### Rows from a dataset
__________
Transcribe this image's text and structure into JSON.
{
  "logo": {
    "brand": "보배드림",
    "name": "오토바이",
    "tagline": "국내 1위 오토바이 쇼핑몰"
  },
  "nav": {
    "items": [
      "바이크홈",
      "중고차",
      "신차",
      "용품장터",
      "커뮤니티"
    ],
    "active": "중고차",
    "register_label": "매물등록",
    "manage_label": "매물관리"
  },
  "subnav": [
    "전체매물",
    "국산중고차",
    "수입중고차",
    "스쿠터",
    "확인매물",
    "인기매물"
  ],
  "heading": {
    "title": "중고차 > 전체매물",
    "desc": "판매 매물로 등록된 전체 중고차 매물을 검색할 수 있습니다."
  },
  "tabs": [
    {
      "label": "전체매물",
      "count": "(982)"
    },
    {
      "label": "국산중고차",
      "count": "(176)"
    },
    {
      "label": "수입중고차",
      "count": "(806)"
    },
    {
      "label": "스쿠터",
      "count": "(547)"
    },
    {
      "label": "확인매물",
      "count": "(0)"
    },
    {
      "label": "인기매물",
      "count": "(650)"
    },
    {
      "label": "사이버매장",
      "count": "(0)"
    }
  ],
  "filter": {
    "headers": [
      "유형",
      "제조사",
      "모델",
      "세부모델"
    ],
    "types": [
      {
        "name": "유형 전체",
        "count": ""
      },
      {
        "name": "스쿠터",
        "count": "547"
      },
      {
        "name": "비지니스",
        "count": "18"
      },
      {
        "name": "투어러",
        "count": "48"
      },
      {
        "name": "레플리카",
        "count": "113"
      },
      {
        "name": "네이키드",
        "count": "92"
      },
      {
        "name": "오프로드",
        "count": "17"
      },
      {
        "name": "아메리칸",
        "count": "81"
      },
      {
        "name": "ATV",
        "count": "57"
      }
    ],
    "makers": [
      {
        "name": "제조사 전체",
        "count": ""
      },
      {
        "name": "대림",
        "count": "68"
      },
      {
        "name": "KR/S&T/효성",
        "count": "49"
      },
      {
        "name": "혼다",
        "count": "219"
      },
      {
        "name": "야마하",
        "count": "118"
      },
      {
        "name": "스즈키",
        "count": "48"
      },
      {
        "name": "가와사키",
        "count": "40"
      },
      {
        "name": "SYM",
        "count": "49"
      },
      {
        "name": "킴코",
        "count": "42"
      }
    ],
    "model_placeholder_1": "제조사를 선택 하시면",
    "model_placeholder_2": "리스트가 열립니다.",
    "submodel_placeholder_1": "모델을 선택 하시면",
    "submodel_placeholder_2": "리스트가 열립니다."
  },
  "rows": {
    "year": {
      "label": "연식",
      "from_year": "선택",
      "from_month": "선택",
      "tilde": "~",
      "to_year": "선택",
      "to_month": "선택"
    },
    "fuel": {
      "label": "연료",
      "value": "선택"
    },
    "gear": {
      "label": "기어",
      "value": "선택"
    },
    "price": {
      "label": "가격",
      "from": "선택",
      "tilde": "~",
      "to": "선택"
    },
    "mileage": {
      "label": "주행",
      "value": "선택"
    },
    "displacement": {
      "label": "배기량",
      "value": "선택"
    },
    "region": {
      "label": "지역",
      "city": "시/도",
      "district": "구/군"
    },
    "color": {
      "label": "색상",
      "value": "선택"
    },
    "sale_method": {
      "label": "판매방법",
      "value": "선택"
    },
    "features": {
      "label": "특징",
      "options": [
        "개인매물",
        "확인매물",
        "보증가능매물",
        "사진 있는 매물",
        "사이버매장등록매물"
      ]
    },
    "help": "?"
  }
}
__________
### Brief
Word for word, write out the data.

### Solved problem
Transcribe this image's text and structure into JSON.
{
  "logo": {
    "brand": "보배드림",
    "name": "오토바이",
    "tagline": "국내 1위 오토바이 쇼핑몰"
  },
  "nav": {
    "items": [
      "바이크홈",
      "중고차",
      "신차",
      "용품장터",
      "커뮤니티"
    ],
    "active": "중고차",
    "register_label": "매물등록",
    "manage_label": "매물관리"
  },
  "subnav": [
    "전체매물",
    "국산중고차",
    "수입중고차",
    "스쿠터",
    "확인매물",
    "인기매물"
  ],
  "heading": {
    "title": "중고차 > 전체매물",
    "desc": "판매 매물로 등록된 전체 중고차 매물을 검색할 수 있습니다."
  },
  "tabs": [
    {
      "label": "전체매물",
      "count": "(982)"
    },
    {
      "label": "국산중고차",
      "count": "(176)"
    },
    {
      "label": "수입중고차",
      "count": "(806)"
    },
    {
      "label": "스쿠터",
      "count": "(547)"
    },
    {
      "label": "확인매물",
      "count": "(0)"
    },
    {
      "label": "인기매물",
      "count": "(650)"
    },
    {
      "label": "사이버매장",
      "count": "(0)"
    }
  ],
  "filter": {
    "headers": [
      "유형",
      "제조사",
      "모델",
      "세부모델"
    ],
    "types": [
      {
        "name": "유형 전체",
        "count": ""
      },
      {
        "name": "스쿠터",
        "count": "547"
      },
      {
        "name": "비지니스",
        "count": "18"
      },
      {
        "name": "투어러",
        "count": "48"
      },
      {
        "name": "레플리카",
        "count": "113"
      },
      {
        "name": "네이키드",
        "count": "92"
      },
      {
        "name": "오프로드",
        "count": "17"
      },
      {
        "name": "아메리칸",
        "count": "81"
      },
      {
        "name": "ATV",
        "count": "57"
      }
    ],
    "makers": [
      {
        "name": "제조사 전체",
        "count": ""
      },
      {
        "name": "대림",
        "count": "68"
      },
      {
        "name": "KR/S&T/효성",
        "count": "49"
      },
      {
        "name": "혼다",
        "count": "219"
      },
      {
        "name": "야마하",
        "count": "118"
      },
      {
        "name": "스즈키",
        "count": "48"
      },
      {
        "name": "가와사키",
        "count": "40"
      },
      {
        "name": "SYM",
        "count": "49"
      },
      {
        "name": "킴코",
        "count": "42"
      }
    ],
    "model_placeholder_1": "제조사를 선택 하시면",
    "model_placeholder_2": "리스트가 열립니다.",
    "submodel_placeholder_1": "모델을 선택 하시면",
    "submodel_placeholder_2": "리스트가 열립니다."
  },
  "rows": {
    "year": {
      "label": "연식",
      "from_year": "선택",
      "from_month": "선택",
      "tilde": "~",
      "to_year": "선택",
      "to_month": "선택"
    },
    "fuel": {
      "label": "연료",
      "value": "선택"
    },
    "gear": {
      "label": "기어",
      "value": "선택"
    },
    "price": {
      "label": "가격",
      "from": "선택",
      "tilde": "~",
      "to": "선택"
    },
    "mileage": {
      "label": "주행",
      "value": "선택"
    },
    "displacement": {
      "label": "배기량",
      "value": "선택"
    },
    "region": {
      "label": "지역",
      "city": "시/도",
      "district": "구/군"
    },
    "color": {
      "label": "색상",
      "value": "선택"
    },
    "sale_method": {
      "label": "판매방법",
      "value": "선택"
    },
    "features": {
      "label": "특징",
      "options": [
        "개인매물",
        "확인매물",
        "보증가능매물",
        "사진 있는 매물",
        "사이버매장등록매물"
      ]
    },
    "help": "?"
  }
}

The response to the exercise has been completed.